------ Entries provided

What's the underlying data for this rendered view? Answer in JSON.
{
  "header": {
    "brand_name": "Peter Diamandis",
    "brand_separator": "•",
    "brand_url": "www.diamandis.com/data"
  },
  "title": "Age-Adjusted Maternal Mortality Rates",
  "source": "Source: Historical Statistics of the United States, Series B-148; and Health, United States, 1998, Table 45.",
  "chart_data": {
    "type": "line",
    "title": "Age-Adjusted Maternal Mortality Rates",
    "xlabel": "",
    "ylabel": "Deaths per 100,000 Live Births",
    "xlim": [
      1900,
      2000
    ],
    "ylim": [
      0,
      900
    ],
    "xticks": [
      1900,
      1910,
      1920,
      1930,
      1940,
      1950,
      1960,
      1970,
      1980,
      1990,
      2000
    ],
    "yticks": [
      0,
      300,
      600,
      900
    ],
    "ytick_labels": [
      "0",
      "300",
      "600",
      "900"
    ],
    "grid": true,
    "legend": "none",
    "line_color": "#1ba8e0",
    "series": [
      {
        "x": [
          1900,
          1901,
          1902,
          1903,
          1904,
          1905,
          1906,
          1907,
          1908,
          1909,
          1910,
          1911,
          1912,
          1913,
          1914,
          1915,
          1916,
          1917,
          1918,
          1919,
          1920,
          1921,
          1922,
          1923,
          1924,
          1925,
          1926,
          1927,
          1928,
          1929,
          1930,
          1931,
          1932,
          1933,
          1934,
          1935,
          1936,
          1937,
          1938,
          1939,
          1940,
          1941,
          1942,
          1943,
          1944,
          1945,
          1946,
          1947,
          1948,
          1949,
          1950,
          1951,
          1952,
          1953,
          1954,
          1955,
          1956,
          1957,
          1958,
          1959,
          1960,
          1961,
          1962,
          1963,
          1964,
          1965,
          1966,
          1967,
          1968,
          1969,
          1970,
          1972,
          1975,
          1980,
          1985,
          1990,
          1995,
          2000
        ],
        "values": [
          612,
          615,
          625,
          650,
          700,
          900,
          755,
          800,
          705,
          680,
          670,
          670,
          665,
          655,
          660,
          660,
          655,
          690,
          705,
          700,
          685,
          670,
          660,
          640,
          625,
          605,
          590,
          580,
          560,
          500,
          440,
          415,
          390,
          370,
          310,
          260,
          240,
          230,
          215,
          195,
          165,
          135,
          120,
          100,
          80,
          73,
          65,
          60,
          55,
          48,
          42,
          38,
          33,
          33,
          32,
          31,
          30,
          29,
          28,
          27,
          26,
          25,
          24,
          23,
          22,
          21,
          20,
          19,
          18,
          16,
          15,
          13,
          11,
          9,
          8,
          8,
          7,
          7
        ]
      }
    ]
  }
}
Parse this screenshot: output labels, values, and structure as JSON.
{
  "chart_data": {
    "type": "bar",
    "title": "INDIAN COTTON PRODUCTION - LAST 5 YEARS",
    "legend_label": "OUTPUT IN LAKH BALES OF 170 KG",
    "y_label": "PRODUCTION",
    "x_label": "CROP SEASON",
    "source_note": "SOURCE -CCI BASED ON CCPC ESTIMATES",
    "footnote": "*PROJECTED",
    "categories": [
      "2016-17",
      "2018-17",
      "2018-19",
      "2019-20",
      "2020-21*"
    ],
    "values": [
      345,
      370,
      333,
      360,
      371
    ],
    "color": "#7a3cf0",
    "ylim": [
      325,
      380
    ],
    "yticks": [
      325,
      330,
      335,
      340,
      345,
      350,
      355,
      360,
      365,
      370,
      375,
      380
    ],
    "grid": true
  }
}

------------

# [What you will do]
Your answer should be one number: the count of lines in the data above that include the word "this".

# [Full response]
2